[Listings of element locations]
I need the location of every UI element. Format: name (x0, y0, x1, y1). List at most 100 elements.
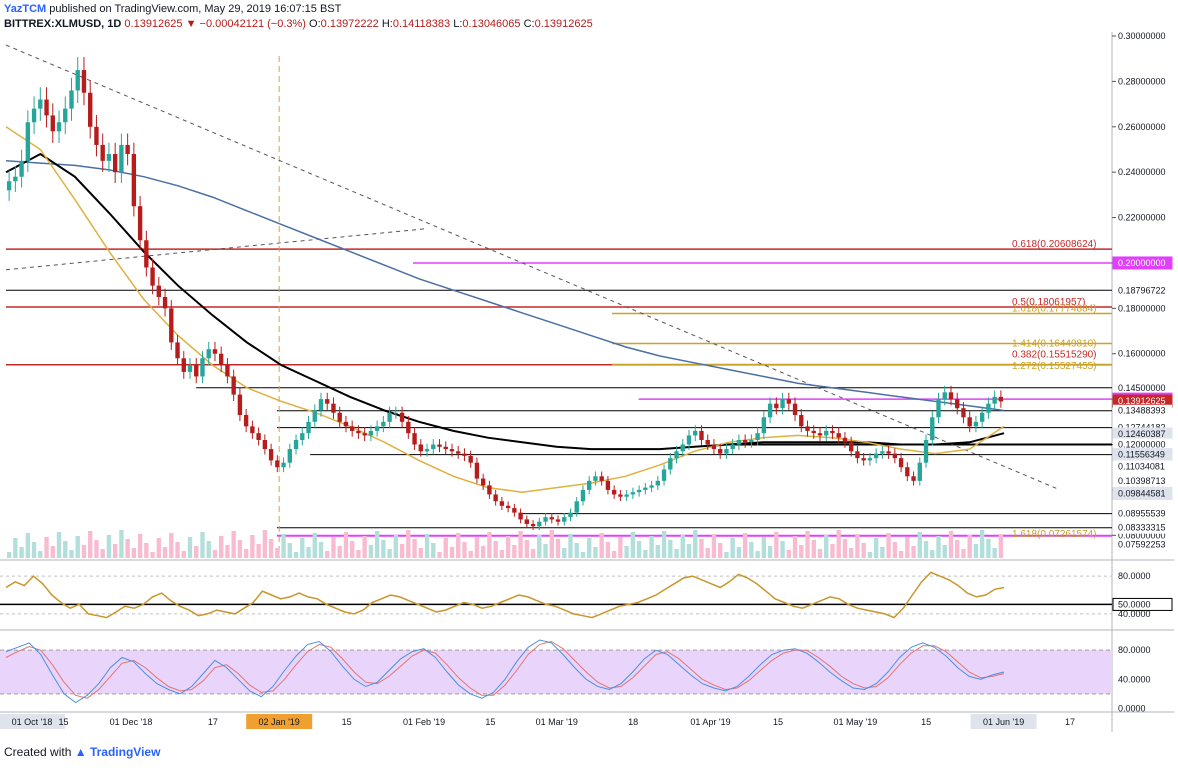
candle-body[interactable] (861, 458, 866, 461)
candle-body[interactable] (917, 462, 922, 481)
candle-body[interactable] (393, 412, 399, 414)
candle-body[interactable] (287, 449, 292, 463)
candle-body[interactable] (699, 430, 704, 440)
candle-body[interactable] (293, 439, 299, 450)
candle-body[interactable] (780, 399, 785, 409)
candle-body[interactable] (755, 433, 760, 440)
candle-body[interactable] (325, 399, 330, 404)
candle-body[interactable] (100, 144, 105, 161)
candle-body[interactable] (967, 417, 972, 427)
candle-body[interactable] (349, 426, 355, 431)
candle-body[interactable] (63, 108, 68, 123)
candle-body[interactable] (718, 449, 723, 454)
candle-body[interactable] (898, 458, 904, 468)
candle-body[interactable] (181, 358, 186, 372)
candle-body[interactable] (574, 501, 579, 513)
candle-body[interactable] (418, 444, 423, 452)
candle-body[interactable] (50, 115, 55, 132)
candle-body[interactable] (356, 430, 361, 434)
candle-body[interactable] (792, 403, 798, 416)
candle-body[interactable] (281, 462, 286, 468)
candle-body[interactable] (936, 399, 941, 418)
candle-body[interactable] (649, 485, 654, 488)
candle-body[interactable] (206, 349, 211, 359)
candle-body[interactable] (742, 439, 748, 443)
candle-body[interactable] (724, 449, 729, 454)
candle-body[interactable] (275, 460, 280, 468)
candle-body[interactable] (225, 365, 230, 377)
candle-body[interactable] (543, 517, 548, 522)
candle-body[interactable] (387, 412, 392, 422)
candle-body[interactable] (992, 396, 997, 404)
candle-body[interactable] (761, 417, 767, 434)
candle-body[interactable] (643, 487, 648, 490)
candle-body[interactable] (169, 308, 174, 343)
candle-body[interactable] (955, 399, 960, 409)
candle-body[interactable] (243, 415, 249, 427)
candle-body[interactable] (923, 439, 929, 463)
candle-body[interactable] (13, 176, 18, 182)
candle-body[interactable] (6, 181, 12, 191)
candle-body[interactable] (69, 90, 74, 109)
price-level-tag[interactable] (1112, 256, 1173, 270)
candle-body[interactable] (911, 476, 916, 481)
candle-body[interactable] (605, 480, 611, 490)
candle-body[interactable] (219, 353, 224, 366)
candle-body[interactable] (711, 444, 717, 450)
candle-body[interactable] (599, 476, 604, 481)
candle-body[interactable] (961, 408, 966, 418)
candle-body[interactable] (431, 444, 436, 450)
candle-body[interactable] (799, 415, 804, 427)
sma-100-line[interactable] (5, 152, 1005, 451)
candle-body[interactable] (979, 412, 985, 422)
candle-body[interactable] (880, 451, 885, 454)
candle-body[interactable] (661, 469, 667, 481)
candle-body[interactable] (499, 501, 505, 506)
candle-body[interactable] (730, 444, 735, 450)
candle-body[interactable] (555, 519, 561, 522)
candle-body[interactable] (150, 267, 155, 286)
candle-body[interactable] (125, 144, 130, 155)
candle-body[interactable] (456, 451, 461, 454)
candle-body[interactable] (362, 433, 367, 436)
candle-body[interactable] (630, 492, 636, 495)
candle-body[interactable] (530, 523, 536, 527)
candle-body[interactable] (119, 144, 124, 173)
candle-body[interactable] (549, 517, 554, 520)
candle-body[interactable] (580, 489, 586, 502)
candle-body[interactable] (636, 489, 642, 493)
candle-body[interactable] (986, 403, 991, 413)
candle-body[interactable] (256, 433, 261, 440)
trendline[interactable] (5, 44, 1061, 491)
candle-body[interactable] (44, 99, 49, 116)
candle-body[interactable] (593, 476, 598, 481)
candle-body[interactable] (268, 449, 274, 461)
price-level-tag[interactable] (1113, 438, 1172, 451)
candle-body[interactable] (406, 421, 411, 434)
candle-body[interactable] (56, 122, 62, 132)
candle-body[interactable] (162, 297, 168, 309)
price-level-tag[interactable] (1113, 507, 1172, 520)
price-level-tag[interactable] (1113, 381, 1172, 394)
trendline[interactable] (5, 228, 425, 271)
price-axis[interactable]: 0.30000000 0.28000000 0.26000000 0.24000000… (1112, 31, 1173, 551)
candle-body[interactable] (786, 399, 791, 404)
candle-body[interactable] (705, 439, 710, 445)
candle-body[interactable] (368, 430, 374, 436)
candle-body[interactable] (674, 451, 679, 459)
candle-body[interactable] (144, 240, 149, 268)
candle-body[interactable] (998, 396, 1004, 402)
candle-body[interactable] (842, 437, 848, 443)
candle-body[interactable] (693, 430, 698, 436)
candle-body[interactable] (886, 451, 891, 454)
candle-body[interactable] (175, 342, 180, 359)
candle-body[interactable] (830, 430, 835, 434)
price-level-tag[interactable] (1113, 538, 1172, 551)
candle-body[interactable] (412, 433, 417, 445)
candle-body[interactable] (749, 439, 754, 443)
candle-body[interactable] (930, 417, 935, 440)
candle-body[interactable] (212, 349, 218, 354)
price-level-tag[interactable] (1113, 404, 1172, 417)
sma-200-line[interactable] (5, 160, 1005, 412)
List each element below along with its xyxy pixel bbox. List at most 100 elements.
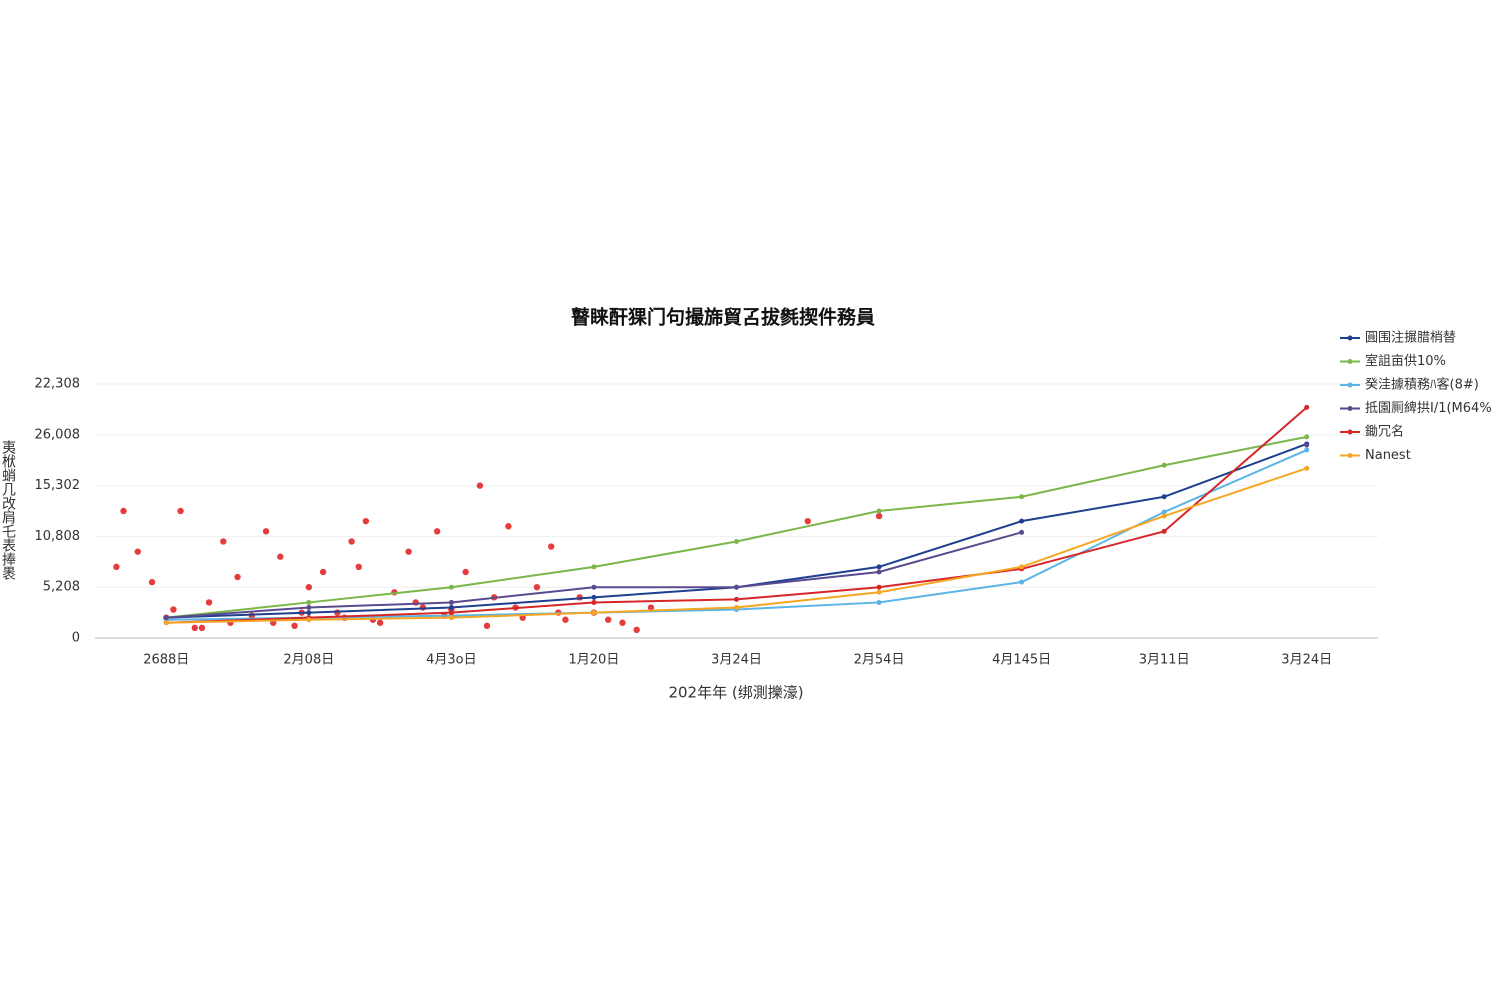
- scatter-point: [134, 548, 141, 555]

Objective » Return all the lines of the records above without any changes, and leave the pictures out.

Result of the exercise »
I need the location of every UI element. Format: name (x0, y0, x1, y1). List at most 100 elements.
candle-body[interactable] (861, 458, 866, 461)
candle-body[interactable] (917, 462, 922, 481)
candle-body[interactable] (393, 412, 399, 414)
candle-body[interactable] (287, 449, 292, 463)
candle-body[interactable] (699, 430, 704, 440)
candle-body[interactable] (293, 439, 299, 450)
candle-body[interactable] (780, 399, 785, 409)
candle-body[interactable] (755, 433, 760, 440)
candle-body[interactable] (325, 399, 330, 404)
candle-body[interactable] (100, 144, 105, 161)
candle-body[interactable] (967, 417, 972, 427)
candle-body[interactable] (349, 426, 355, 431)
candle-body[interactable] (63, 108, 68, 123)
candle-body[interactable] (718, 449, 723, 454)
candle-body[interactable] (898, 458, 904, 468)
candle-body[interactable] (181, 358, 186, 372)
candle-body[interactable] (574, 501, 579, 513)
candle-body[interactable] (418, 444, 423, 452)
candle-body[interactable] (50, 115, 55, 132)
candle-body[interactable] (356, 430, 361, 434)
candle-body[interactable] (792, 403, 798, 416)
candle-body[interactable] (281, 462, 286, 468)
candle-body[interactable] (936, 399, 941, 418)
candle-body[interactable] (649, 485, 654, 488)
candle-body[interactable] (206, 349, 211, 359)
candle-body[interactable] (742, 439, 748, 443)
candle-body[interactable] (724, 449, 729, 454)
candle-body[interactable] (275, 460, 280, 468)
candle-body[interactable] (225, 365, 230, 377)
candle-body[interactable] (543, 517, 548, 522)
candle-body[interactable] (387, 412, 392, 422)
candle-body[interactable] (992, 396, 997, 404)
candle-body[interactable] (761, 417, 767, 434)
candle-body[interactable] (643, 487, 648, 490)
candle-body[interactable] (169, 308, 174, 343)
candle-body[interactable] (955, 399, 960, 409)
candle-body[interactable] (243, 415, 249, 427)
candle-body[interactable] (923, 439, 929, 463)
candle-body[interactable] (13, 176, 18, 182)
candle-body[interactable] (6, 181, 12, 191)
candle-body[interactable] (69, 90, 74, 109)
price-level-tag[interactable] (1112, 256, 1173, 270)
candle-body[interactable] (911, 476, 916, 481)
candle-body[interactable] (605, 480, 611, 490)
candle-body[interactable] (219, 353, 224, 366)
candle-body[interactable] (711, 444, 717, 450)
candle-body[interactable] (599, 476, 604, 481)
candle-body[interactable] (961, 408, 966, 418)
candle-body[interactable] (431, 444, 436, 450)
candle-body[interactable] (799, 415, 804, 427)
sma-100-line[interactable] (5, 152, 1005, 451)
candle-body[interactable] (979, 412, 985, 422)
candle-body[interactable] (880, 451, 885, 454)
candle-body[interactable] (661, 469, 667, 481)
candle-body[interactable] (499, 501, 505, 506)
candle-body[interactable] (730, 444, 735, 450)
candle-body[interactable] (555, 519, 561, 522)
candle-body[interactable] (150, 267, 155, 286)
candle-body[interactable] (125, 144, 130, 155)
candle-body[interactable] (456, 451, 461, 454)
candle-body[interactable] (362, 433, 367, 436)
candle-body[interactable] (630, 492, 636, 495)
candle-body[interactable] (530, 523, 536, 527)
candle-body[interactable] (119, 144, 124, 173)
candle-body[interactable] (549, 517, 554, 520)
candle-body[interactable] (580, 489, 586, 502)
candle-body[interactable] (636, 489, 642, 493)
candle-body[interactable] (986, 403, 991, 413)
candle-body[interactable] (256, 433, 261, 440)
trendline[interactable] (5, 44, 1061, 491)
candle-body[interactable] (44, 99, 49, 116)
candle-body[interactable] (593, 476, 598, 481)
candle-body[interactable] (268, 449, 274, 461)
price-level-tag[interactable] (1113, 438, 1172, 451)
candle-body[interactable] (406, 421, 411, 434)
candle-body[interactable] (56, 122, 62, 132)
candle-body[interactable] (162, 297, 168, 309)
price-level-tag[interactable] (1113, 507, 1172, 520)
price-level-tag[interactable] (1113, 381, 1172, 394)
trendline[interactable] (5, 228, 425, 271)
price-axis[interactable]: 0.30000000 0.28000000 0.26000000 0.24000000… (1112, 31, 1173, 551)
candle-body[interactable] (786, 399, 791, 404)
candle-body[interactable] (705, 439, 710, 445)
candle-body[interactable] (368, 430, 374, 436)
candle-body[interactable] (674, 451, 679, 459)
candle-body[interactable] (144, 240, 149, 268)
candle-body[interactable] (998, 396, 1004, 402)
candle-body[interactable] (842, 437, 848, 443)
candle-body[interactable] (693, 430, 698, 436)
candle-body[interactable] (886, 451, 891, 454)
candle-body[interactable] (175, 342, 180, 359)
candle-body[interactable] (830, 430, 835, 434)
price-level-tag[interactable] (1113, 538, 1172, 551)
candle-body[interactable] (412, 433, 417, 445)
candle-body[interactable] (749, 439, 754, 443)
candle-body[interactable] (930, 417, 935, 440)
candle-body[interactable] (212, 349, 218, 354)
price-level-tag[interactable] (1113, 404, 1172, 417)
sma-200-line[interactable] (5, 160, 1005, 412)
List each element below along with its xyxy pixel bbox. List at most 100 elements.
- scatter-point: [134, 548, 141, 555]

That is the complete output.